- Data shown:
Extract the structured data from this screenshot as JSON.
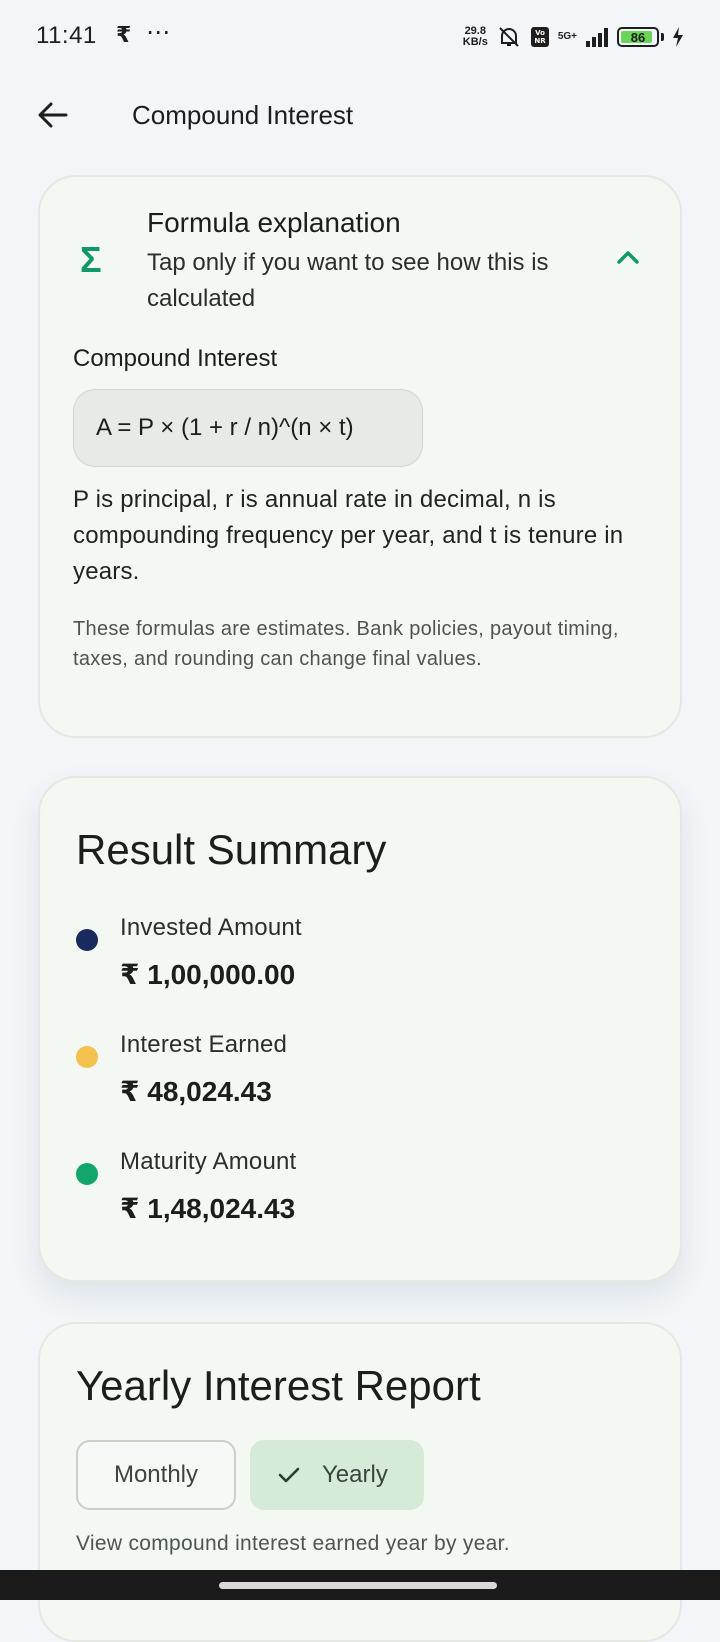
{
  "status_bar": {
    "time": "11:41",
    "notif_icon": "rupee-icon",
    "more": "⋯",
    "speed_value": "29.8",
    "speed_unit": "KB/s",
    "network": "5G+",
    "volte": "Vo NR",
    "battery": "86"
  },
  "app_bar": {
    "title": "Compound Interest"
  },
  "formula_card": {
    "title": "Formula explanation",
    "subtitle": "Tap only if you want to see how this is calculated",
    "section_label": "Compound Interest",
    "formula": "A = P × (1 + r / n)^(n × t)",
    "description": "P is principal, r is annual rate in decimal, n is compounding frequency per year, and t is tenure in years.",
    "note": "These formulas are estimates. Bank policies, payout timing, taxes, and rounding can change final values."
  },
  "result_summary": {
    "title": "Result Summary",
    "items": [
      {
        "label": "Invested Amount",
        "value": "₹ 1,00,000.00",
        "color": "#1a2a5e"
      },
      {
        "label": "Interest Earned",
        "value": "₹ 48,024.43",
        "color": "#f2c14e"
      },
      {
        "label": "Maturity Amount",
        "value": "₹ 1,48,024.43",
        "color": "#12a66a"
      }
    ]
  },
  "yearly_report": {
    "title": "Yearly Interest Report",
    "chip_monthly": "Monthly",
    "chip_yearly": "Yearly",
    "selected": "Yearly",
    "description": "View compound interest earned year by year."
  },
  "colors": {
    "accent": "#109868",
    "background": "#f2f6f9",
    "card": "#f3f8f3",
    "chip_selected": "#d5ebd7"
  }
}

- Given exercise:
Determine how many lines contain the word "this" and reply with that number alone.

- The result:
2